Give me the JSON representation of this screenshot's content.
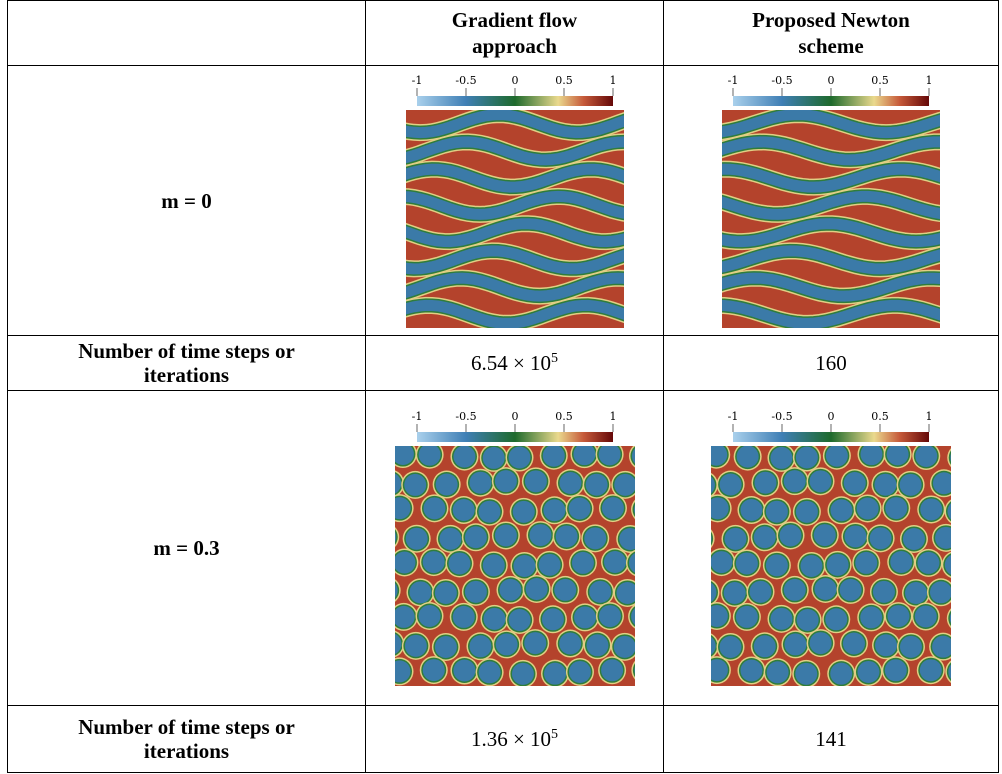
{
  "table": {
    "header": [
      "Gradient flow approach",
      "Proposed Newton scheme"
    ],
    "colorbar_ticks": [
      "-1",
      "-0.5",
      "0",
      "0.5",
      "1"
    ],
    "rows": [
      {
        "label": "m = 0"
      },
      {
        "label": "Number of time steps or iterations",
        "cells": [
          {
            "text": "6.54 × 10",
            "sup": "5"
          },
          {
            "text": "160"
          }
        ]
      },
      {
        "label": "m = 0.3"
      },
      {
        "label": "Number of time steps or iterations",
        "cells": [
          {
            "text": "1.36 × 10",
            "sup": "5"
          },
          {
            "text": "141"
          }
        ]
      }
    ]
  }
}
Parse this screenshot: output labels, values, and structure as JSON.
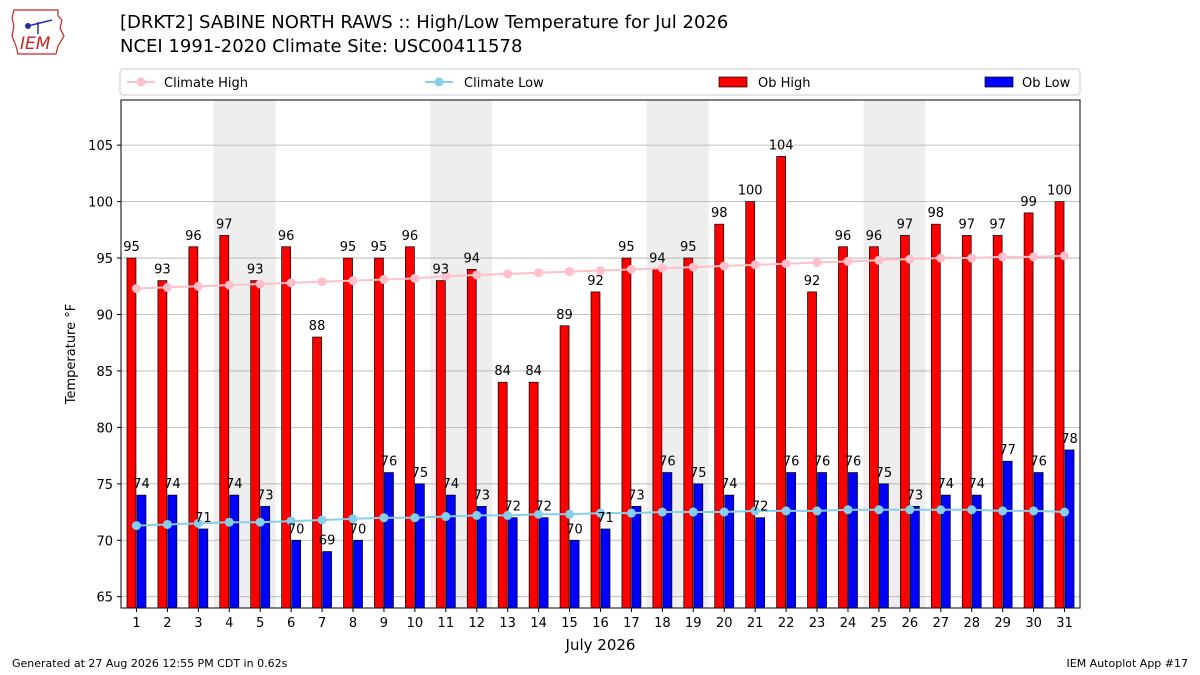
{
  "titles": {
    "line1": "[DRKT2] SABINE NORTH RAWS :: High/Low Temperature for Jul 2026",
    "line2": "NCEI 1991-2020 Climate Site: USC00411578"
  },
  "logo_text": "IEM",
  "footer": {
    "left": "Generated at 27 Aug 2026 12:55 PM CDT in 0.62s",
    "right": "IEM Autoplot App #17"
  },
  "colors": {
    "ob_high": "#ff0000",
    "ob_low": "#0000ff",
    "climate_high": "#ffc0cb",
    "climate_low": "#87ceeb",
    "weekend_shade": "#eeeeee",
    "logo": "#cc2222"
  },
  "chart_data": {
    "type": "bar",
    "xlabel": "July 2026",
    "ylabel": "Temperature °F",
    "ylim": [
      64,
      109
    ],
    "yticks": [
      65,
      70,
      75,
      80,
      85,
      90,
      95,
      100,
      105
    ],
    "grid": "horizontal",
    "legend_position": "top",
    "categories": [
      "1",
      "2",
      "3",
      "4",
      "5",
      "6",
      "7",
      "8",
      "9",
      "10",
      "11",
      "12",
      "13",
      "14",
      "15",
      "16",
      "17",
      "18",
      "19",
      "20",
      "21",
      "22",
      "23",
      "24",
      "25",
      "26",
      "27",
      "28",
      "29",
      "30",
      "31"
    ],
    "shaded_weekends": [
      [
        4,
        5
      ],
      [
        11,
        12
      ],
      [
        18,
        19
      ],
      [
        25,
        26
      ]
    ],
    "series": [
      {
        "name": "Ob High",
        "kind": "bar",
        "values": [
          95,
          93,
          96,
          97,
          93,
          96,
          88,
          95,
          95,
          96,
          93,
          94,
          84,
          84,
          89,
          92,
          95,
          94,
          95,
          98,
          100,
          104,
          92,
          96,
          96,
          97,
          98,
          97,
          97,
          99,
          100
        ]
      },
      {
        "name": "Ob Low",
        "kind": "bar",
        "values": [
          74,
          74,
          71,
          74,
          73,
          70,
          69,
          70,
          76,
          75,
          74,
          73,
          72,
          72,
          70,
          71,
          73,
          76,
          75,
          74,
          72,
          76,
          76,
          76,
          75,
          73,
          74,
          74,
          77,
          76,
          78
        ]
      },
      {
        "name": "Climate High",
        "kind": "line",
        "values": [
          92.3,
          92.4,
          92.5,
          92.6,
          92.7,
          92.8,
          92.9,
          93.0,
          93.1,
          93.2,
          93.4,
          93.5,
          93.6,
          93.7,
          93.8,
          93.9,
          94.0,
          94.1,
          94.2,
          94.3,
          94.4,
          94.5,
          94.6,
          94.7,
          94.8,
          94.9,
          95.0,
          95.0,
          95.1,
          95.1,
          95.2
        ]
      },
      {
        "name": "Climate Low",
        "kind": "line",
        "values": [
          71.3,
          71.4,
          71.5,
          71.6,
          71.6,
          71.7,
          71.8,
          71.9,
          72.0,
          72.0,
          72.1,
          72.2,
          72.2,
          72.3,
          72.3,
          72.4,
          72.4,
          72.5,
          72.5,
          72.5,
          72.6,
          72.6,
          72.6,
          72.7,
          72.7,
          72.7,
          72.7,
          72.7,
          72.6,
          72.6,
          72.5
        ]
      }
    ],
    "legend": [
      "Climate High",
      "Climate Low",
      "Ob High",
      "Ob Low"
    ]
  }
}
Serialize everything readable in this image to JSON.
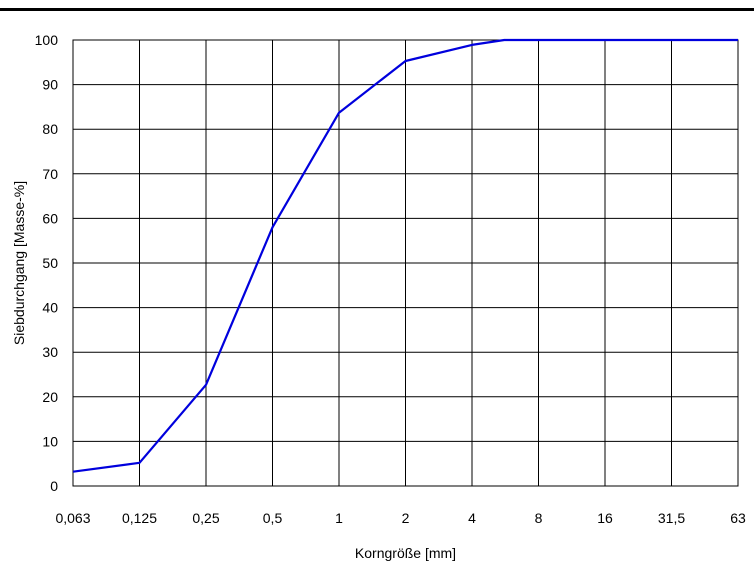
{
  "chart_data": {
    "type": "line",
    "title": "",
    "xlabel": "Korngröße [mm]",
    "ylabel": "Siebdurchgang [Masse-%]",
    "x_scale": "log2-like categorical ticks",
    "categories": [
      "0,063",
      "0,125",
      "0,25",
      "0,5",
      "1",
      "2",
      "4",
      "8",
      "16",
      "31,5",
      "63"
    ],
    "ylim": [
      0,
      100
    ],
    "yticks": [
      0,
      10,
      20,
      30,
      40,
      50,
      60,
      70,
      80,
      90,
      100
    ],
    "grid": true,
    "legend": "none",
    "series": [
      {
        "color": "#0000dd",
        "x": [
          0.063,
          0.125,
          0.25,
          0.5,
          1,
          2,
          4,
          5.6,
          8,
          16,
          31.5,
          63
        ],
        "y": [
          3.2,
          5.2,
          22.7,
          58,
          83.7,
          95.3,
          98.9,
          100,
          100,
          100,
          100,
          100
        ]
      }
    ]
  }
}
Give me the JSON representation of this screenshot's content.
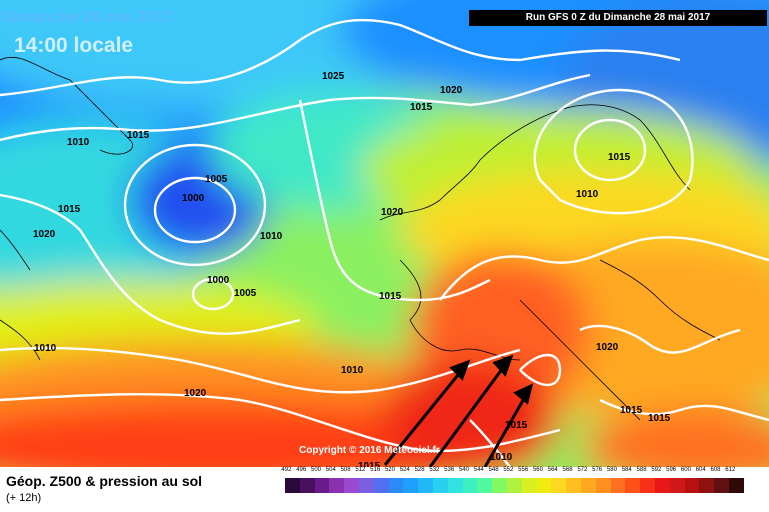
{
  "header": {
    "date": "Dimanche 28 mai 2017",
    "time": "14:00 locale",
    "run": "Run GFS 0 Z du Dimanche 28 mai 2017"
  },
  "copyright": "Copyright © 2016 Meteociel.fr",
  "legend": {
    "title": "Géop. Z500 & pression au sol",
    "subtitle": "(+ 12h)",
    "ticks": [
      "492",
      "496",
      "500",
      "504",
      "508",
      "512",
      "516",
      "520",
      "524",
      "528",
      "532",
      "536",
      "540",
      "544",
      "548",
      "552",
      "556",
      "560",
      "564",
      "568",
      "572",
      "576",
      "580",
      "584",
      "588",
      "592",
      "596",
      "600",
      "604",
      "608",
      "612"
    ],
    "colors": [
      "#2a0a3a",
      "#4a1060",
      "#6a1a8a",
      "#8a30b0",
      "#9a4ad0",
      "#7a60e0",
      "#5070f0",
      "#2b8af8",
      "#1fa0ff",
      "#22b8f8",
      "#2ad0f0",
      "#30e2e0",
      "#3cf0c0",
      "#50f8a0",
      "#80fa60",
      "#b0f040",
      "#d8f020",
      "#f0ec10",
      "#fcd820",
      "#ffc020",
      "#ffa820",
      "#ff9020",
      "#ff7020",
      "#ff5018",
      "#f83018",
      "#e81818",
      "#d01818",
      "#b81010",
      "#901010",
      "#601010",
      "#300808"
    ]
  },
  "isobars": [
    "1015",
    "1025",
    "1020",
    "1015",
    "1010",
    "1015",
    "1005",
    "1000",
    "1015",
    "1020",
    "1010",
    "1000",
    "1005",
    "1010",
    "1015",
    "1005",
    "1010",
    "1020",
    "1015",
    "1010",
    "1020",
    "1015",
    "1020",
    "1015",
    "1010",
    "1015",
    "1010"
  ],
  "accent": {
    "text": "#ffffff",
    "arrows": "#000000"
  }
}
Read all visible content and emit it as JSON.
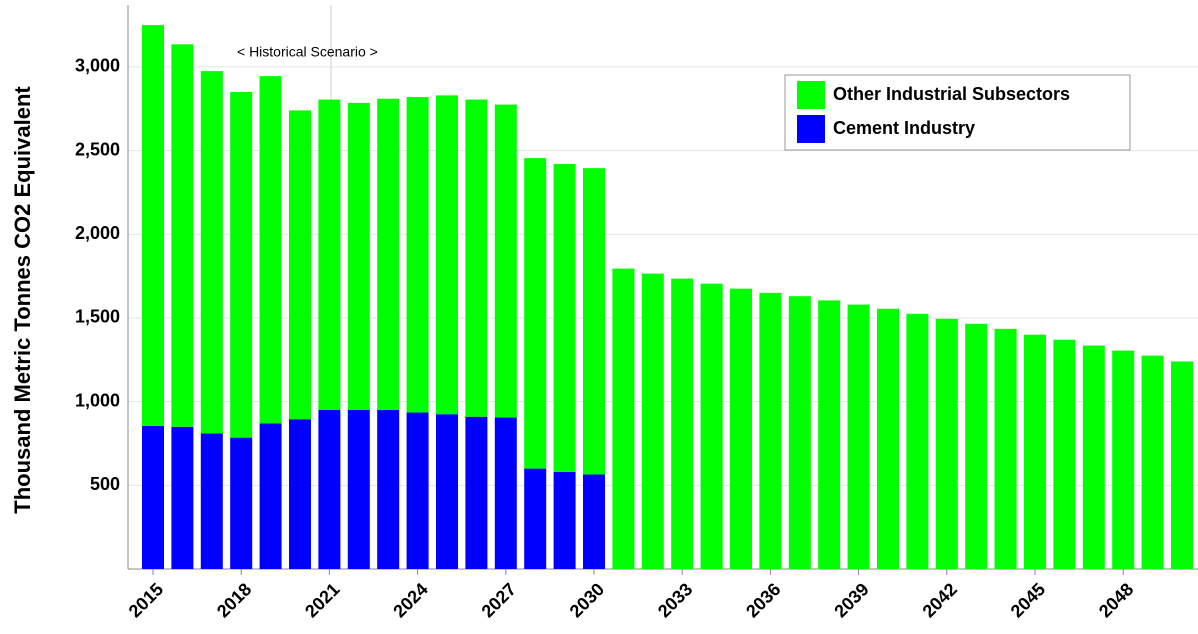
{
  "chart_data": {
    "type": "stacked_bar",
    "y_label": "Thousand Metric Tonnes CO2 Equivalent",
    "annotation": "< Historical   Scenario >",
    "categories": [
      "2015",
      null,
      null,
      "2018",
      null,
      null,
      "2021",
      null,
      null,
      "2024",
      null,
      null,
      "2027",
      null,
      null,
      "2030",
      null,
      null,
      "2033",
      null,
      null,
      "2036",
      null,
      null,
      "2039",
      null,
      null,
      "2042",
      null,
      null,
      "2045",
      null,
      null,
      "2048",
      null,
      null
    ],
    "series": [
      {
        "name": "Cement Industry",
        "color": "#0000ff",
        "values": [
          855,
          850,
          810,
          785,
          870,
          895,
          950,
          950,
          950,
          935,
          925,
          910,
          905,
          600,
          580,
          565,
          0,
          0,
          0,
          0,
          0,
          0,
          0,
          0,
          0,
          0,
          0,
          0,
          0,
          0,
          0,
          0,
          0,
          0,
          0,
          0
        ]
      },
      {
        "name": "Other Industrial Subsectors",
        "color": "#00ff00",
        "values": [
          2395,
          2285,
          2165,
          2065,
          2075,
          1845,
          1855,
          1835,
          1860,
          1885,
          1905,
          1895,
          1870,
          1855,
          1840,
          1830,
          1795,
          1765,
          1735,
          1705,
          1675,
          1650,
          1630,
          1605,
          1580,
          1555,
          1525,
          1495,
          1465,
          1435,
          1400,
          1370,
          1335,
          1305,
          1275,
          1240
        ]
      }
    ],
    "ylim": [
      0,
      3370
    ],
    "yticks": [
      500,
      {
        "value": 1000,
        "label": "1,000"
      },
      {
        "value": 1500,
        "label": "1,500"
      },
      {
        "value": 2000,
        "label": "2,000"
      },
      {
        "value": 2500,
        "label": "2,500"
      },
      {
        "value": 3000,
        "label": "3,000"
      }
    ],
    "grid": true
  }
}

• • • •

Scan the material above. Copy each line where "xlabel" occurs.

    "xlabel": "July 2026",
    "xlabel": "Korngröße [mm]",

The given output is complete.